_Instructions for the task_
Copy the data exactly as it appears, and do not include any pictures.

_Dataset rows_
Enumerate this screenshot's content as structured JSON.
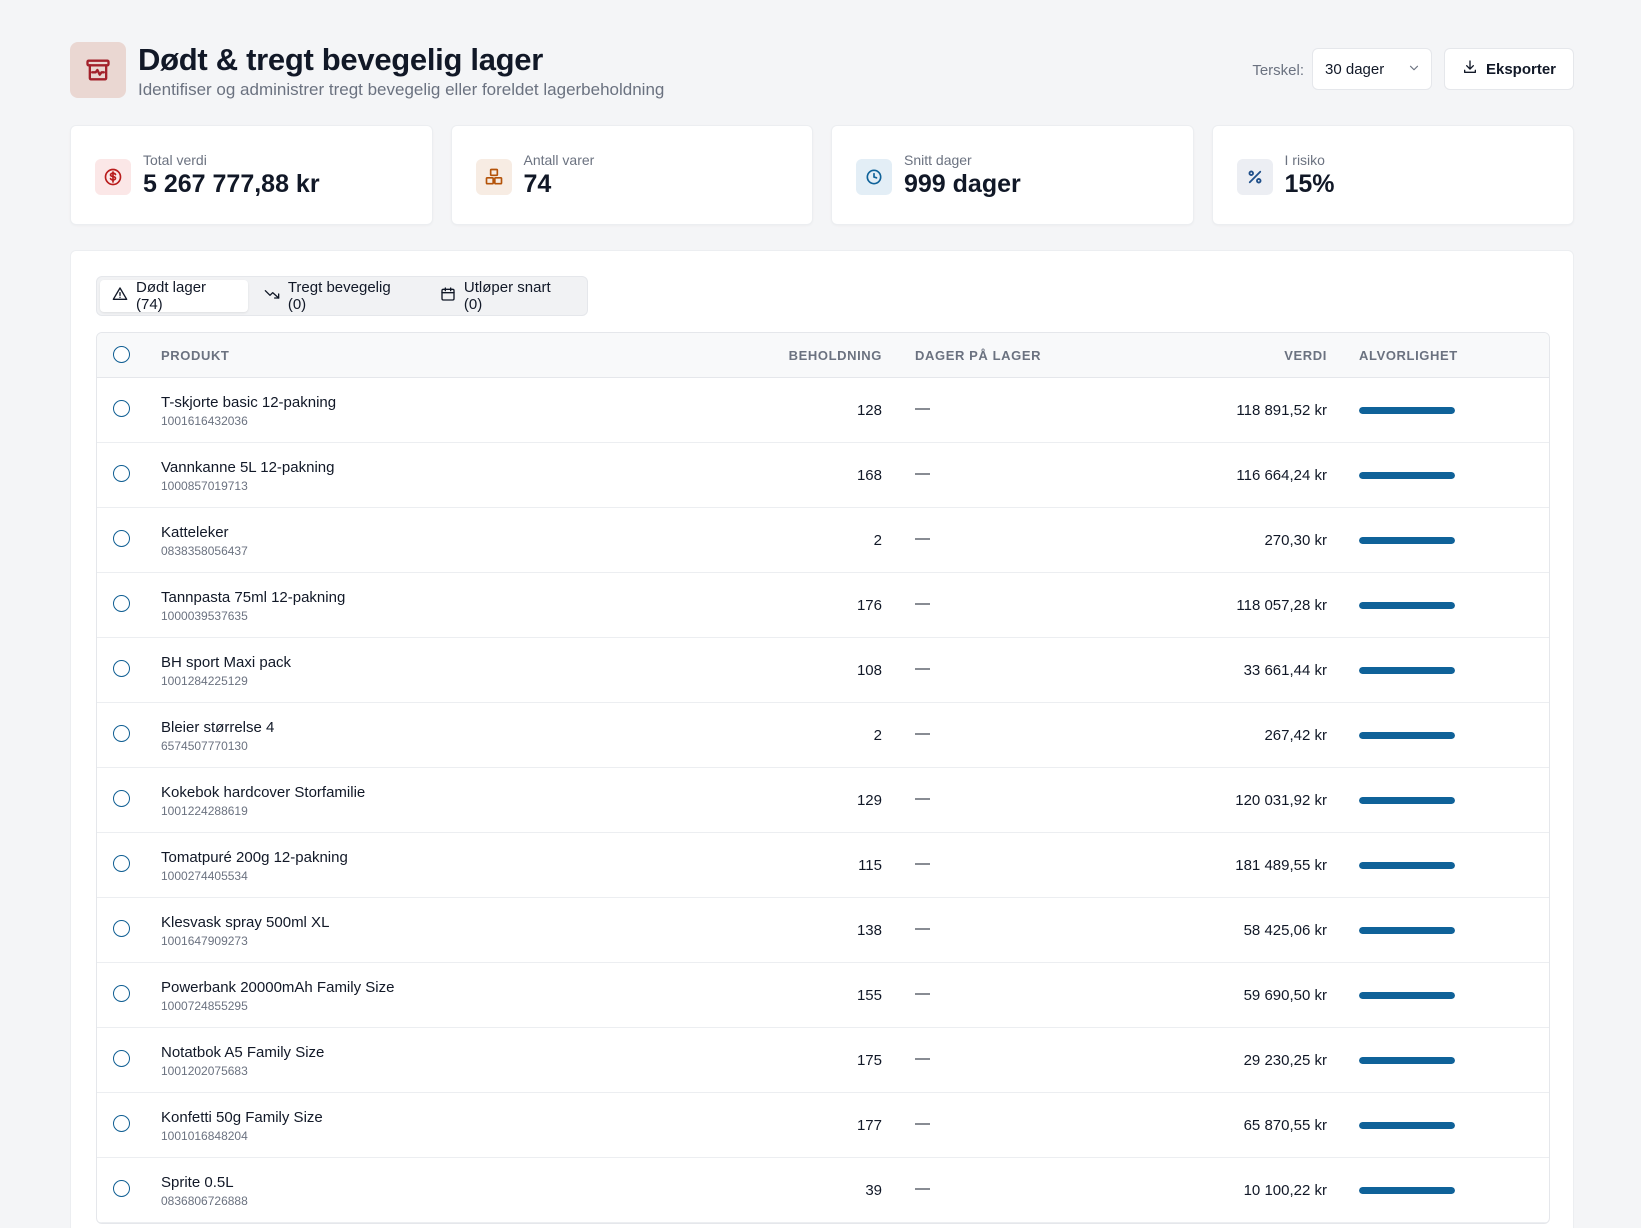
{
  "header": {
    "title": "Dødt & tregt bevegelig lager",
    "subtitle": "Identifiser og administrer tregt bevegelig eller foreldet lagerbeholdning",
    "threshold_label": "Terskel:",
    "threshold_value": "30 dager",
    "export_label": "Eksporter",
    "icon": "archive-box-icon",
    "accent": "#a3212b"
  },
  "kpis": [
    {
      "label": "Total verdi",
      "value": "5 267 777,88 kr",
      "icon": "dollar-circle-icon",
      "bg": "#fbe7e7",
      "color": "#b91c1c"
    },
    {
      "label": "Antall varer",
      "value": "74",
      "icon": "boxes-icon",
      "bg": "#f7ece3",
      "color": "#b45309"
    },
    {
      "label": "Snitt dager",
      "value": "999 dager",
      "icon": "clock-icon",
      "bg": "#e3eef6",
      "color": "#0f6299"
    },
    {
      "label": "I risiko",
      "value": "15%",
      "icon": "percent-icon",
      "bg": "#eceef3",
      "color": "#1f4f8a"
    }
  ],
  "tabs": [
    {
      "label": "Dødt lager (74)",
      "icon": "warning-triangle-icon",
      "active": true
    },
    {
      "label": "Tregt bevegelig (0)",
      "icon": "trending-down-icon",
      "active": false
    },
    {
      "label": "Utløper snart (0)",
      "icon": "calendar-icon",
      "active": false
    }
  ],
  "table": {
    "columns": {
      "product": "PRODUKT",
      "qty": "BEHOLDNING",
      "days": "DAGER PÅ LAGER",
      "value": "VERDI",
      "severity": "ALVORLIGHET"
    },
    "severity_color": "#0f6299",
    "rows": [
      {
        "name": "T-skjorte basic 12-pakning",
        "sku": "1001616432036",
        "qty": "128",
        "days": "—",
        "value": "118 891,52 kr",
        "severity": 1.0
      },
      {
        "name": "Vannkanne 5L 12-pakning",
        "sku": "1000857019713",
        "qty": "168",
        "days": "—",
        "value": "116 664,24 kr",
        "severity": 1.0
      },
      {
        "name": "Katteleker",
        "sku": "0838358056437",
        "qty": "2",
        "days": "—",
        "value": "270,30 kr",
        "severity": 1.0
      },
      {
        "name": "Tannpasta 75ml 12-pakning",
        "sku": "1000039537635",
        "qty": "176",
        "days": "—",
        "value": "118 057,28 kr",
        "severity": 1.0
      },
      {
        "name": "BH sport Maxi pack",
        "sku": "1001284225129",
        "qty": "108",
        "days": "—",
        "value": "33 661,44 kr",
        "severity": 1.0
      },
      {
        "name": "Bleier størrelse 4",
        "sku": "6574507770130",
        "qty": "2",
        "days": "—",
        "value": "267,42 kr",
        "severity": 1.0
      },
      {
        "name": "Kokebok hardcover Storfamilie",
        "sku": "1001224288619",
        "qty": "129",
        "days": "—",
        "value": "120 031,92 kr",
        "severity": 1.0
      },
      {
        "name": "Tomatpuré 200g 12-pakning",
        "sku": "1000274405534",
        "qty": "115",
        "days": "—",
        "value": "181 489,55 kr",
        "severity": 1.0
      },
      {
        "name": "Klesvask spray 500ml XL",
        "sku": "1001647909273",
        "qty": "138",
        "days": "—",
        "value": "58 425,06 kr",
        "severity": 1.0
      },
      {
        "name": "Powerbank 20000mAh Family Size",
        "sku": "1000724855295",
        "qty": "155",
        "days": "—",
        "value": "59 690,50 kr",
        "severity": 1.0
      },
      {
        "name": "Notatbok A5 Family Size",
        "sku": "1001202075683",
        "qty": "175",
        "days": "—",
        "value": "29 230,25 kr",
        "severity": 1.0
      },
      {
        "name": "Konfetti 50g Family Size",
        "sku": "1001016848204",
        "qty": "177",
        "days": "—",
        "value": "65 870,55 kr",
        "severity": 1.0
      },
      {
        "name": "Sprite 0.5L",
        "sku": "0836806726888",
        "qty": "39",
        "days": "—",
        "value": "10 100,22 kr",
        "severity": 1.0
      }
    ]
  }
}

_Task solution_
Enumerate this screenshot's content as structured JSON.
{
  "header": {
    "title": "Dødt & tregt bevegelig lager",
    "subtitle": "Identifiser og administrer tregt bevegelig eller foreldet lagerbeholdning",
    "threshold_label": "Terskel:",
    "threshold_value": "30 dager",
    "export_label": "Eksporter",
    "icon": "archive-box-icon",
    "accent": "#a3212b"
  },
  "kpis": [
    {
      "label": "Total verdi",
      "value": "5 267 777,88 kr",
      "icon": "dollar-circle-icon",
      "bg": "#fbe7e7",
      "color": "#b91c1c"
    },
    {
      "label": "Antall varer",
      "value": "74",
      "icon": "boxes-icon",
      "bg": "#f7ece3",
      "color": "#b45309"
    },
    {
      "label": "Snitt dager",
      "value": "999 dager",
      "icon": "clock-icon",
      "bg": "#e3eef6",
      "color": "#0f6299"
    },
    {
      "label": "I risiko",
      "value": "15%",
      "icon": "percent-icon",
      "bg": "#eceef3",
      "color": "#1f4f8a"
    }
  ],
  "tabs": [
    {
      "label": "Dødt lager (74)",
      "icon": "warning-triangle-icon",
      "active": true
    },
    {
      "label": "Tregt bevegelig (0)",
      "icon": "trending-down-icon",
      "active": false
    },
    {
      "label": "Utløper snart (0)",
      "icon": "calendar-icon",
      "active": false
    }
  ],
  "table": {
    "columns": {
      "product": "PRODUKT",
      "qty": "BEHOLDNING",
      "days": "DAGER PÅ LAGER",
      "value": "VERDI",
      "severity": "ALVORLIGHET"
    },
    "severity_color": "#0f6299",
    "rows": [
      {
        "name": "T-skjorte basic 12-pakning",
        "sku": "1001616432036",
        "qty": "128",
        "days": "—",
        "value": "118 891,52 kr",
        "severity": 1.0
      },
      {
        "name": "Vannkanne 5L 12-pakning",
        "sku": "1000857019713",
        "qty": "168",
        "days": "—",
        "value": "116 664,24 kr",
        "severity": 1.0
      },
      {
        "name": "Katteleker",
        "sku": "0838358056437",
        "qty": "2",
        "days": "—",
        "value": "270,30 kr",
        "severity": 1.0
      },
      {
        "name": "Tannpasta 75ml 12-pakning",
        "sku": "1000039537635",
        "qty": "176",
        "days": "—",
        "value": "118 057,28 kr",
        "severity": 1.0
      },
      {
        "name": "BH sport Maxi pack",
        "sku": "1001284225129",
        "qty": "108",
        "days": "—",
        "value": "33 661,44 kr",
        "severity": 1.0
      },
      {
        "name": "Bleier størrelse 4",
        "sku": "6574507770130",
        "qty": "2",
        "days": "—",
        "value": "267,42 kr",
        "severity": 1.0
      },
      {
        "name": "Kokebok hardcover Storfamilie",
        "sku": "1001224288619",
        "qty": "129",
        "days": "—",
        "value": "120 031,92 kr",
        "severity": 1.0
      },
      {
        "name": "Tomatpuré 200g 12-pakning",
        "sku": "1000274405534",
        "qty": "115",
        "days": "—",
        "value": "181 489,55 kr",
        "severity": 1.0
      },
      {
        "name": "Klesvask spray 500ml XL",
        "sku": "1001647909273",
        "qty": "138",
        "days": "—",
        "value": "58 425,06 kr",
        "severity": 1.0
      },
      {
        "name": "Powerbank 20000mAh Family Size",
        "sku": "1000724855295",
        "qty": "155",
        "days": "—",
        "value": "59 690,50 kr",
        "severity": 1.0
      },
      {
        "name": "Notatbok A5 Family Size",
        "sku": "1001202075683",
        "qty": "175",
        "days": "—",
        "value": "29 230,25 kr",
        "severity": 1.0
      },
      {
        "name": "Konfetti 50g Family Size",
        "sku": "1001016848204",
        "qty": "177",
        "days": "—",
        "value": "65 870,55 kr",
        "severity": 1.0
      },
      {
        "name": "Sprite 0.5L",
        "sku": "0836806726888",
        "qty": "39",
        "days": "—",
        "value": "10 100,22 kr",
        "severity": 1.0
      }
    ]
  }
}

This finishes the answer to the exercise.